#### [Challenges]
**1.** Answer these from the thread about TEXT representations:
(a) Of which object type does Darko propose TEXT should be revealed as a subtype?
(b) What does the reply say T stands for?
(c) Which Unicode normalization form does the reply suggest for counting characters?
**2.** Extend the thread about TEXT representations, picking up after its final line.

[M3devel] This disgusting TEXT business

Mon Dec 22 01:07:39 CET 2008

On 23/12/2008, at 12:54 AM, hendrik at topoi.pooq.com wrote:

> On Mon, Dec 22, 2008 at 06:07:21AM +0900, Darko wrote:
>> The way to handle this would be to require an iterate function on  
>> each
>> text representation which successively returned the next character in
>> a string as a UNICHAR with defined characteristics. That would allow
>> for comparison and transfer of strings.
>>
>> The way I see it, TEXT should be revealed to be a subtype of the
>> "TextObj" object that has methods that basically mirror the Text
>> interface with some additions. The existing text representation code
>> is adapted to this object (fairly simple) and new representations
>> subclass that object. A new function is added to text interface that
>> allows the user to specify the default representation used when
>> creating new strings. This would be the typecode of the object to
>> allocate, required to be a subtype of TextObj of course. Some TextObj
>> methods would be required to be implemented by the representation but
>> most could be handled by the ancestor. Many of the methods could be
>> implemented by the encoding for more efficient handling, for instance
>> when the text being compared or concatenated is the same  
>> representation.
>>
>> UNICHAR = <enumeration containing all Unicode characters>;
>>
>> TextObj = OBJECT METHODS
>>
>>  length(t: T): CARDINAL; (* required to be implemented by the
>> encoding *)
>
> How is T related to TextObj?  Does this return the number of  
> characters
> of the number of bytes occupied by the stinrg?

Sorry, T = TEXT. It returns the logical number of characters according  
to some definition, which I imagine would be Unicode NFC (Normalised  
Form, Canonical Composition).

>
>
>>  empty(t: T): BOOLEAN; (* required to be implemented by the encoding
>> *)
>>  hasWideChars(t: T): BOOLEAN; (* required - meaning containing
>> anything other than CHAR values *)
>
> Does this require a scan of the string to determine whether any wide
> characters are actually present, or does it just indicate whether the
> data representation used in this string is capable of handling wide
> characters?

#### [Supplied information]
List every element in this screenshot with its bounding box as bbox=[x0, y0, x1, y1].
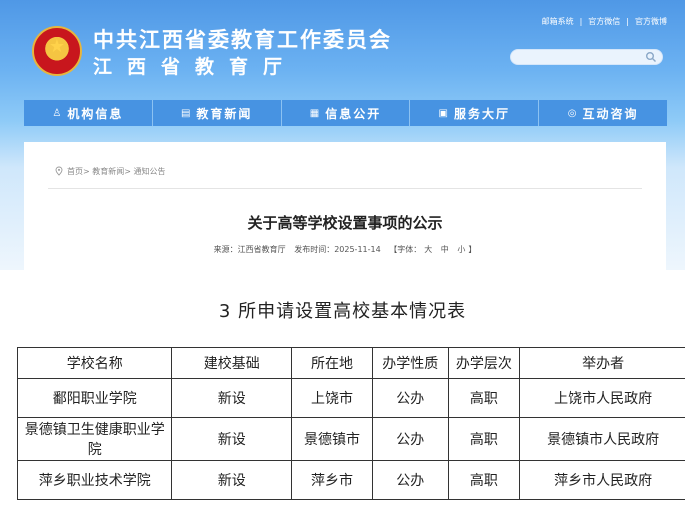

#### [Expected results]
**1.**
(a) TextObj
(b) TEXT
(c) Unicode NFC (Normalised Form, Canonical Composition)

**2.**
No to both. It doesn't require a scan, you can cache this flag. It's  
so you can possibly be more efficient when you know that you only have  
to deal with CHAR values.

>
>
>>  next(VAR index: INTEGER; VAR: char: UNICHAR; seek: CARDINAL := 1):
>> BOOLEAN; (* required - start iterating with index=0, returns the next
>> logical character in char and returns true, or false if the char
>> doesn't exist. Index otherwise meaningless and private. Seek allows
>> skipping forward a number of characters. *)
>
> Do we need a colon after the second VAR?

No, it's a typo.

> This seems intended for an implementation where index is a byte  
> offset.
> Is it possible to copy index so as to start a new interatin where at a
> saved point?

Yes.

>
>
>>  getData(): ADDRESS; (* required - get the raw data, only valid
>> while on the stack *)
>
> What stack?

The execution stack. It might be a REFANY so would change if it didn't  
appear in the stack.

>
>
>>  setData(adr: ADDRESS; length: CARDINAL); (* required - set the data
>> and length of the encoded data *)
>
> length in bytes or characters?

Bytes, it's the length of the raw data and has no logical  
interpretation.

>
>
>>
>>  (* the remaining methods are optional for the encoding
>> implementation *)
>>  equal(t, u: T): BOOLEAN;
>>  compare(t1, t2: T): [-1..1];
>>  cat(t, u: T): T;
>>  sub(t: T; start: CARDINAL;length: CARDINAL := LAST(CARDINAL)): T;
>>  hash(t: T): Word.T;
>>  getChar(t: T; i: CARDINAL): CHAR;
>>  getWideChar(t: T; i: CARDINAL): WIDECHAR;
>>  getUniChar(t: T; i: CARDINAL): UNICHAR;
>
> I'd really like functions that provide access to the underlying UTF8
> encoding on a byte-by-byte basis.  Often that's the most efficient  
> way,
> and the simplest, to process UTF8-encoded data, and UTF8 had been
> designed with this in mind.

If you know the text is encoded as UTF-8 then you can get the raw data  
as above.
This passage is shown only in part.